• **The problem**: Below are some records; repeat them all exactly, minus the pictures.

• **Stored rows**:

++++++++++

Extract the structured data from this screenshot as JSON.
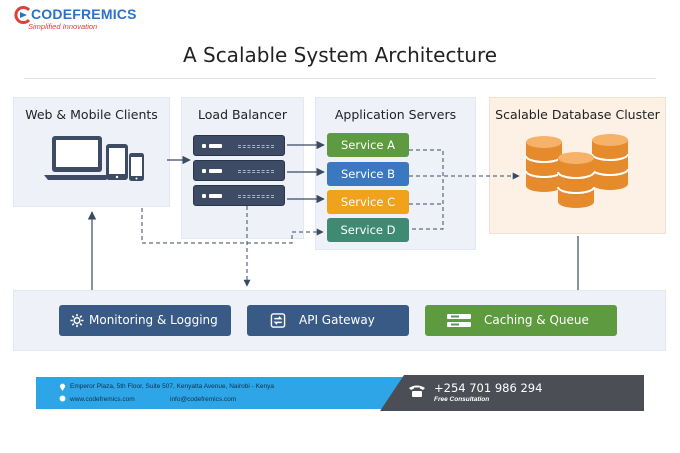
{
  "brand": {
    "name": "CODEFREMICS",
    "tagline": "Simplified Innovation",
    "colors": {
      "blue": "#2a72c9",
      "red": "#e0403a"
    }
  },
  "title": "A Scalable System Architecture",
  "panels": {
    "clients": "Web & Mobile Clients",
    "load_balancer": "Load Balancer",
    "app_servers": "Application Servers",
    "database": "Scalable Database Cluster"
  },
  "services": [
    {
      "label": "Service A",
      "color": "#5e9a3f"
    },
    {
      "label": "Service B",
      "color": "#3a79bf"
    },
    {
      "label": "Service C",
      "color": "#f0a21c"
    },
    {
      "label": "Service D",
      "color": "#3f8a73"
    }
  ],
  "tools": [
    {
      "label": "Monitoring & Logging",
      "icon": "gear-icon",
      "color": "#3a5a86"
    },
    {
      "label": "API Gateway",
      "icon": "gateway-icon",
      "color": "#3a5a86"
    },
    {
      "label": "Caching & Queue",
      "icon": "queue-icon",
      "color": "#5e9a3f"
    }
  ],
  "footer": {
    "address": "Emperor Plaza, 5th Floor, Suite 507, Kenyatta Avenue, Nairobi - Kenya",
    "website": "www.codefremics.com",
    "email": "info@codefremics.com",
    "phone": "+254 701 986 294",
    "consultation": "Free Consultation"
  }
}
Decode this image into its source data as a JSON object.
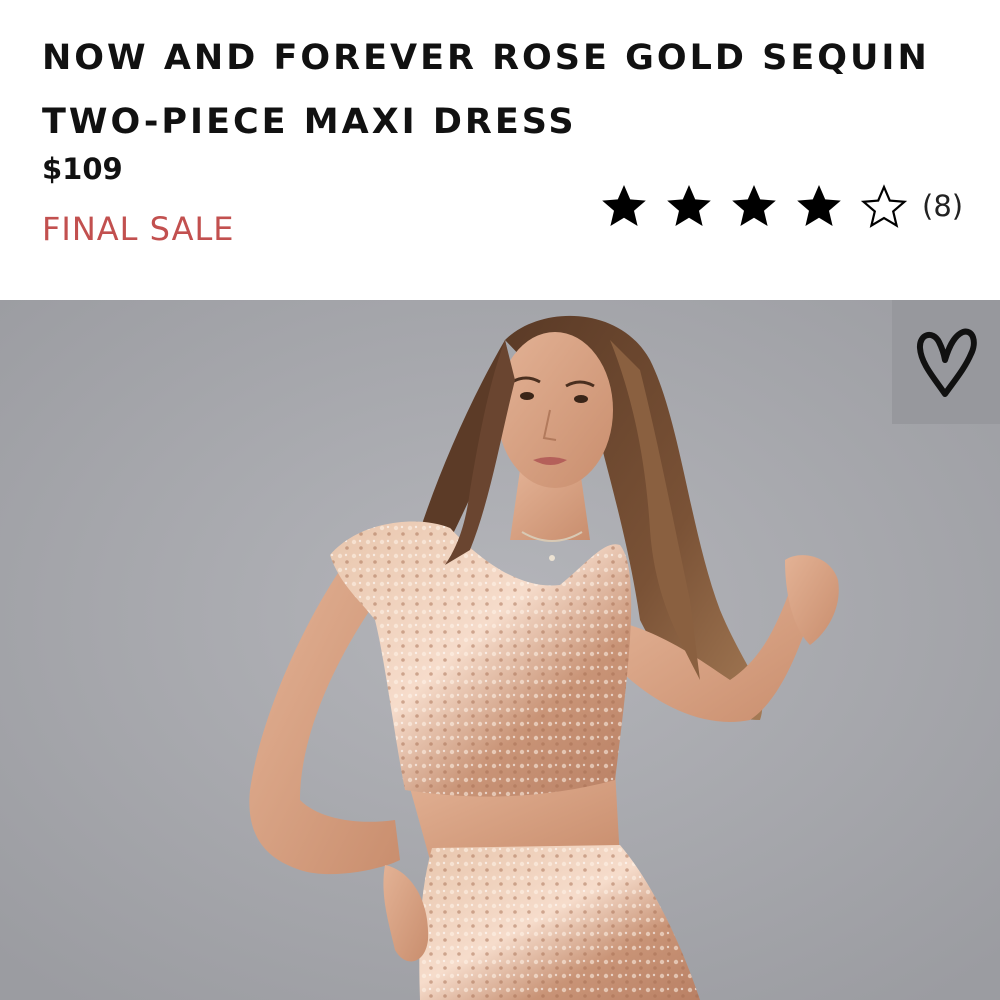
{
  "product": {
    "title": "NOW AND FOREVER ROSE GOLD SEQUIN TWO-PIECE MAXI DRESS",
    "price": "$109",
    "sale_label": "FINAL SALE",
    "sale_color": "#c2504f"
  },
  "rating": {
    "stars_filled": 4,
    "stars_total": 5,
    "review_count": "(8)"
  },
  "photo": {
    "background_color": "#a8a9ae"
  },
  "icons": {
    "wishlist": "heart-icon",
    "rating": "star-icon"
  }
}
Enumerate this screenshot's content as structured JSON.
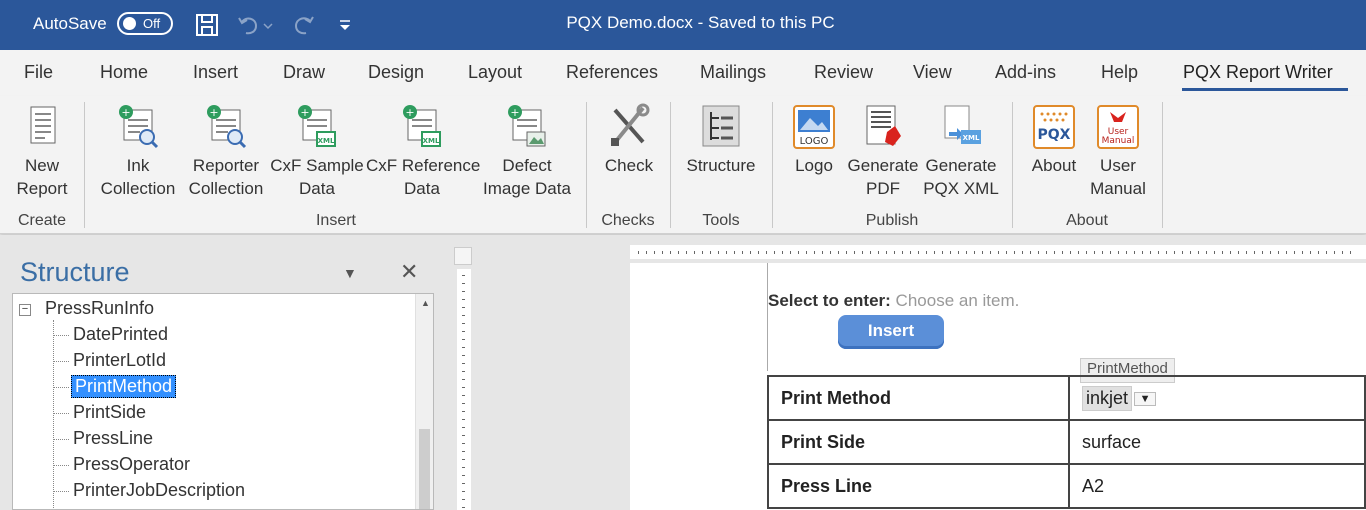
{
  "titlebar": {
    "autosave_label": "AutoSave",
    "autosave_state": "Off",
    "doc_title": "PQX Demo.docx  -  Saved to this PC",
    "icons": [
      "save-icon",
      "undo-icon",
      "redo-icon",
      "customize-qat-icon"
    ]
  },
  "tabs": [
    {
      "label": "File"
    },
    {
      "label": "Home"
    },
    {
      "label": "Insert"
    },
    {
      "label": "Draw"
    },
    {
      "label": "Design"
    },
    {
      "label": "Layout"
    },
    {
      "label": "References"
    },
    {
      "label": "Mailings"
    },
    {
      "label": "Review"
    },
    {
      "label": "View"
    },
    {
      "label": "Add-ins"
    },
    {
      "label": "Help"
    },
    {
      "label": "PQX Report Writer",
      "active": true
    }
  ],
  "ribbon": {
    "groups": [
      {
        "label": "Create"
      },
      {
        "label": "Insert"
      },
      {
        "label": "Checks"
      },
      {
        "label": "Tools"
      },
      {
        "label": "Publish"
      },
      {
        "label": "About"
      }
    ],
    "buttons": [
      {
        "line1": "New",
        "line2": "Report"
      },
      {
        "line1": "Ink",
        "line2": "Collection"
      },
      {
        "line1": "Reporter",
        "line2": "Collection"
      },
      {
        "line1": "CxF Sample",
        "line2": "Data"
      },
      {
        "line1": "CxF Reference",
        "line2": "Data"
      },
      {
        "line1": "Defect",
        "line2": "Image Data"
      },
      {
        "line1": "Check",
        "line2": ""
      },
      {
        "line1": "Structure",
        "line2": ""
      },
      {
        "line1": "Logo",
        "line2": ""
      },
      {
        "line1": "Generate",
        "line2": "PDF"
      },
      {
        "line1": "Generate",
        "line2": "PQX XML"
      },
      {
        "line1": "About",
        "line2": ""
      },
      {
        "line1": "User",
        "line2": "Manual"
      }
    ],
    "icon_text": {
      "logo": "LOGO",
      "pdf_xml": "XML",
      "pqx": "PQX",
      "manual_top": "User",
      "manual_bottom": "Manual"
    }
  },
  "structure_pane": {
    "title": "Structure",
    "root": "PressRunInfo",
    "items": [
      "DatePrinted",
      "PrinterLotId",
      "PrintMethod",
      "PrintSide",
      "PressLine",
      "PressOperator",
      "PrinterJobDescription"
    ],
    "selected": "PrintMethod"
  },
  "document": {
    "select_label": "Select to enter:",
    "select_placeholder": "Choose an item.",
    "insert_button": "Insert",
    "content_control_tag": "PrintMethod",
    "rows": [
      {
        "key": "Print Method",
        "value": "inkjet"
      },
      {
        "key": "Print Side",
        "value": "surface"
      },
      {
        "key": "Press Line",
        "value": "A2"
      }
    ]
  },
  "colors": {
    "titlebar": "#2b579a",
    "accent": "#2b579a",
    "pane_title": "#3a6ea5",
    "selection": "#3390ff",
    "insert_button": "#5b8fd8"
  }
}
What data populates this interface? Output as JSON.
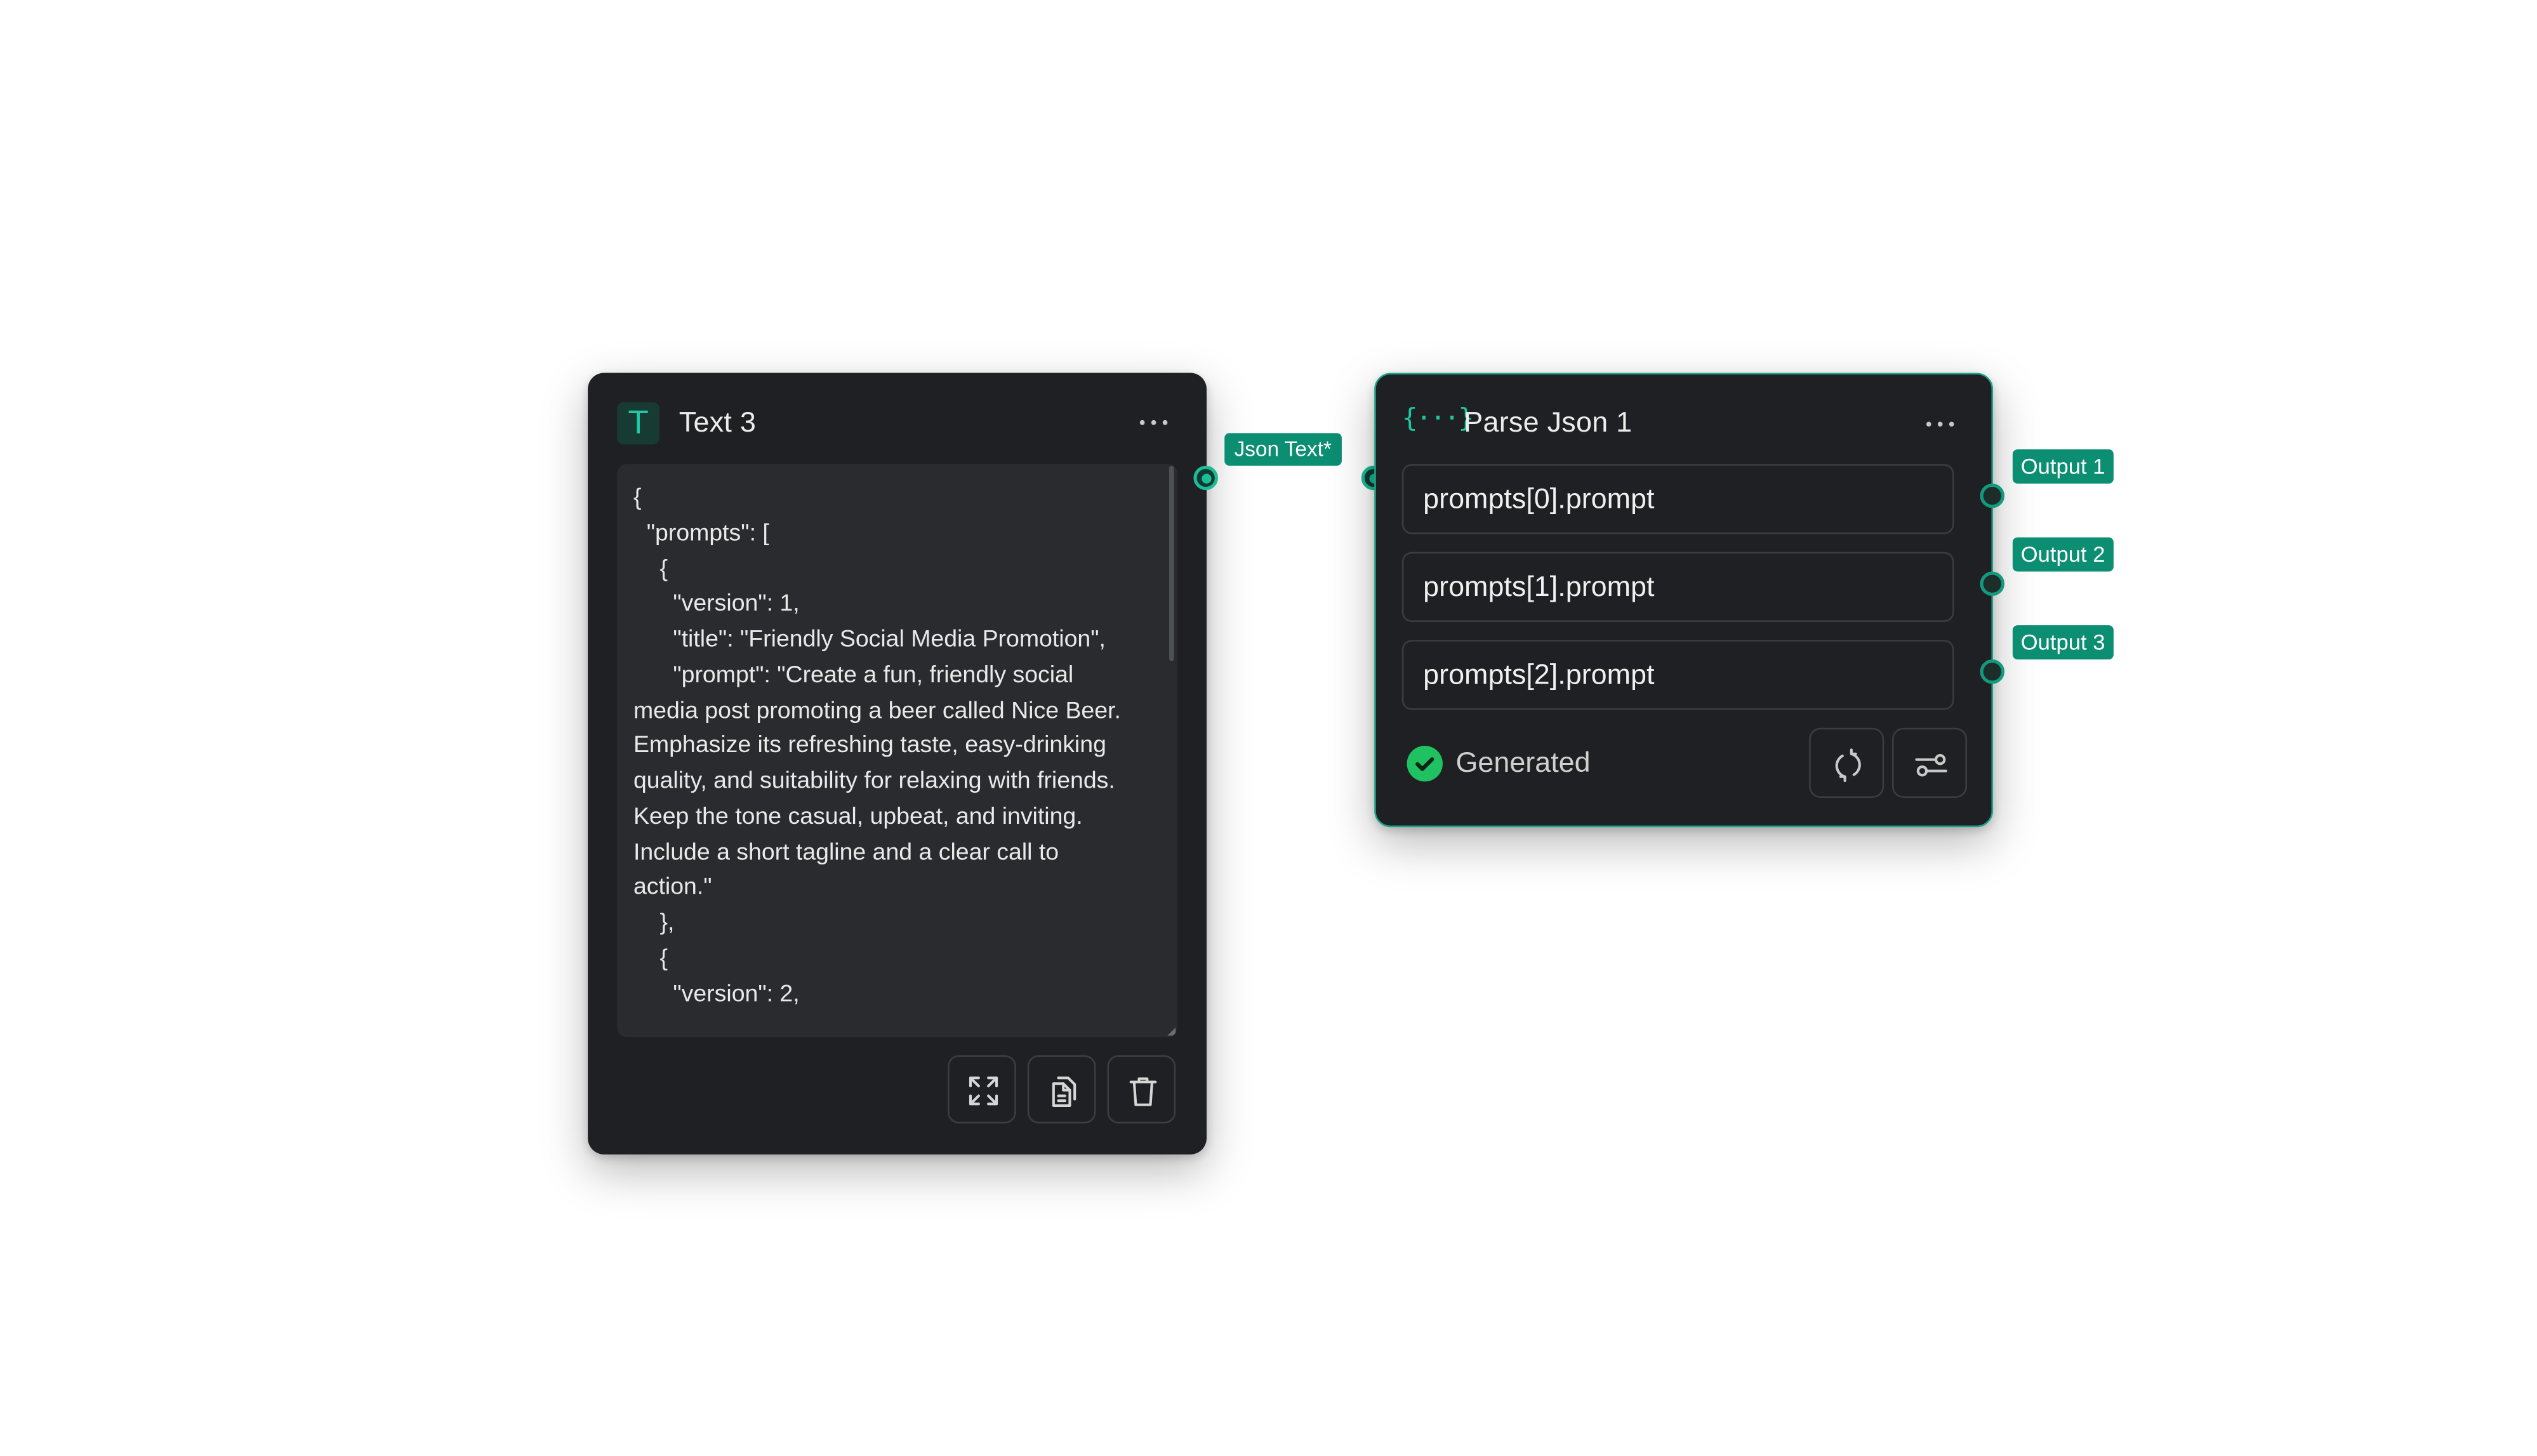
{
  "text_node": {
    "title": "Text 3",
    "icon": "text-t-icon",
    "menu_icon": "more-horizontal-icon",
    "content": "{\n  \"prompts\": [\n    {\n      \"version\": 1,\n      \"title\": \"Friendly Social Media Promotion\",\n      \"prompt\": \"Create a fun, friendly social media post promoting a beer called Nice Beer. Emphasize its refreshing taste, easy-drinking quality, and suitability for relaxing with friends. Keep the tone casual, upbeat, and inviting. Include a short tagline and a clear call to action.\"\n    },\n    {\n      \"version\": 2,",
    "toolbar": [
      "expand-icon",
      "copy-document-icon",
      "trash-icon"
    ]
  },
  "connection": {
    "label": "Json Text*"
  },
  "parse_node": {
    "title": "Parse Json 1",
    "icon": "json-braces-icon",
    "icon_glyph": "{···}",
    "menu_icon": "more-horizontal-icon",
    "fields": [
      "prompts[0].prompt",
      "prompts[1].prompt",
      "prompts[2].prompt"
    ],
    "status": "Generated",
    "status_icon": "check-circle-icon",
    "status_color": "#1fc160",
    "buttons": [
      "refresh-icon",
      "settings-sliders-icon"
    ]
  },
  "outputs": [
    "Output 1",
    "Output 2",
    "Output 3"
  ],
  "colors": {
    "accent": "#0c8e72",
    "node_background": "#1f2023",
    "selected_border": "#1ba486"
  }
}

++++++++++

• **In response**:
Extract the structured data from this screenshot as JSON.
{
  "brand": {
    "name": "CODEFREMICS",
    "tagline": "Simplified Innovation",
    "colors": {
      "blue": "#2a72c9",
      "red": "#e0403a"
    }
  },
  "title": "A Scalable System Architecture",
  "panels": {
    "clients": "Web & Mobile Clients",
    "load_balancer": "Load Balancer",
    "app_servers": "Application Servers",
    "database": "Scalable Database Cluster"
  },
  "services": [
    {
      "label": "Service A",
      "color": "#5e9a3f"
    },
    {
      "label": "Service B",
      "color": "#3a79bf"
    },
    {
      "label": "Service C",
      "color": "#f0a21c"
    },
    {
      "label": "Service D",
      "color": "#3f8a73"
    }
  ],
  "tools": [
    {
      "label": "Monitoring & Logging",
      "icon": "gear-icon",
      "color": "#3a5a86"
    },
    {
      "label": "API Gateway",
      "icon": "gateway-icon",
      "color": "#3a5a86"
    },
    {
      "label": "Caching & Queue",
      "icon": "queue-icon",
      "color": "#5e9a3f"
    }
  ],
  "footer": {
    "address": "Emperor Plaza, 5th Floor, Suite 507, Kenyatta Avenue, Nairobi - Kenya",
    "website": "www.codefremics.com",
    "email": "info@codefremics.com",
    "phone": "+254 701 986 294",
    "consultation": "Free Consultation"
  }
}
Decode this image into its source data as a JSON object.
{
  "product": {
    "title": "NOW AND FOREVER ROSE GOLD SEQUIN TWO-PIECE MAXI DRESS",
    "price": "$109",
    "sale_label": "FINAL SALE",
    "sale_color": "#c2504f"
  },
  "rating": {
    "stars_filled": 4,
    "stars_total": 5,
    "review_count": "(8)"
  },
  "photo": {
    "background_color": "#a8a9ae"
  },
  "icons": {
    "wishlist": "heart-icon",
    "rating": "star-icon"
  }
}
Enumerate this screenshot's content as structured JSON.
{
  "titlebar": {
    "autosave_label": "AutoSave",
    "autosave_state": "Off",
    "doc_title": "PQX Demo.docx  -  Saved to this PC",
    "icons": [
      "save-icon",
      "undo-icon",
      "redo-icon",
      "customize-qat-icon"
    ]
  },
  "tabs": [
    {
      "label": "File"
    },
    {
      "label": "Home"
    },
    {
      "label": "Insert"
    },
    {
      "label": "Draw"
    },
    {
      "label": "Design"
    },
    {
      "label": "Layout"
    },
    {
      "label": "References"
    },
    {
      "label": "Mailings"
    },
    {
      "label": "Review"
    },
    {
      "label": "View"
    },
    {
      "label": "Add-ins"
    },
    {
      "label": "Help"
    },
    {
      "label": "PQX Report Writer",
      "active": true
    }
  ],
  "ribbon": {
    "groups": [
      {
        "label": "Create"
      },
      {
        "label": "Insert"
      },
      {
        "label": "Checks"
      },
      {
        "label": "Tools"
      },
      {
        "label": "Publish"
      },
      {
        "label": "About"
      }
    ],
    "buttons": [
      {
        "line1": "New",
        "line2": "Report"
      },
      {
        "line1": "Ink",
        "line2": "Collection"
      },
      {
        "line1": "Reporter",
        "line2": "Collection"
      },
      {
        "line1": "CxF Sample",
        "line2": "Data"
      },
      {
        "line1": "CxF Reference",
        "line2": "Data"
      },
      {
        "line1": "Defect",
        "line2": "Image Data"
      },
      {
        "line1": "Check",
        "line2": ""
      },
      {
        "line1": "Structure",
        "line2": ""
      },
      {
        "line1": "Logo",
        "line2": ""
      },
      {
        "line1": "Generate",
        "line2": "PDF"
      },
      {
        "line1": "Generate",
        "line2": "PQX XML"
      },
      {
        "line1": "About",
        "line2": ""
      },
      {
        "line1": "User",
        "line2": "Manual"
      }
    ],
    "icon_text": {
      "logo": "LOGO",
      "pdf_xml": "XML",
      "pqx": "PQX",
      "manual_top": "User",
      "manual_bottom": "Manual"
    }
  },
  "structure_pane": {
    "title": "Structure",
    "root": "PressRunInfo",
    "items": [
      "DatePrinted",
      "PrinterLotId",
      "PrintMethod",
      "PrintSide",
      "PressLine",
      "PressOperator",
      "PrinterJobDescription"
    ],
    "selected": "PrintMethod"
  },
  "document": {
    "select_label": "Select to enter:",
    "select_placeholder": "Choose an item.",
    "insert_button": "Insert",
    "content_control_tag": "PrintMethod",
    "rows": [
      {
        "key": "Print Method",
        "value": "inkjet"
      },
      {
        "key": "Print Side",
        "value": "surface"
      },
      {
        "key": "Press Line",
        "value": "A2"
      }
    ]
  },
  "colors": {
    "titlebar": "#2b579a",
    "accent": "#2b579a",
    "pane_title": "#3a6ea5",
    "selection": "#3390ff",
    "insert_button": "#5b8fd8"
  }
}
What data populates this interface? Output as JSON.
{
  "text_node": {
    "title": "Text 3",
    "icon": "text-t-icon",
    "menu_icon": "more-horizontal-icon",
    "content": "{\n  \"prompts\": [\n    {\n      \"version\": 1,\n      \"title\": \"Friendly Social Media Promotion\",\n      \"prompt\": \"Create a fun, friendly social media post promoting a beer called Nice Beer. Emphasize its refreshing taste, easy-drinking quality, and suitability for relaxing with friends. Keep the tone casual, upbeat, and inviting. Include a short tagline and a clear call to action.\"\n    },\n    {\n      \"version\": 2,",
    "toolbar": [
      "expand-icon",
      "copy-document-icon",
      "trash-icon"
    ]
  },
  "connection": {
    "label": "Json Text*"
  },
  "parse_node": {
    "title": "Parse Json 1",
    "icon": "json-braces-icon",
    "icon_glyph": "{···}",
    "menu_icon": "more-horizontal-icon",
    "fields": [
      "prompts[0].prompt",
      "prompts[1].prompt",
      "prompts[2].prompt"
    ],
    "status": "Generated",
    "status_icon": "check-circle-icon",
    "status_color": "#1fc160",
    "buttons": [
      "refresh-icon",
      "settings-sliders-icon"
    ]
  },
  "outputs": [
    "Output 1",
    "Output 2",
    "Output 3"
  ],
  "colors": {
    "accent": "#0c8e72",
    "node_background": "#1f2023",
    "selected_border": "#1ba486"
  }
}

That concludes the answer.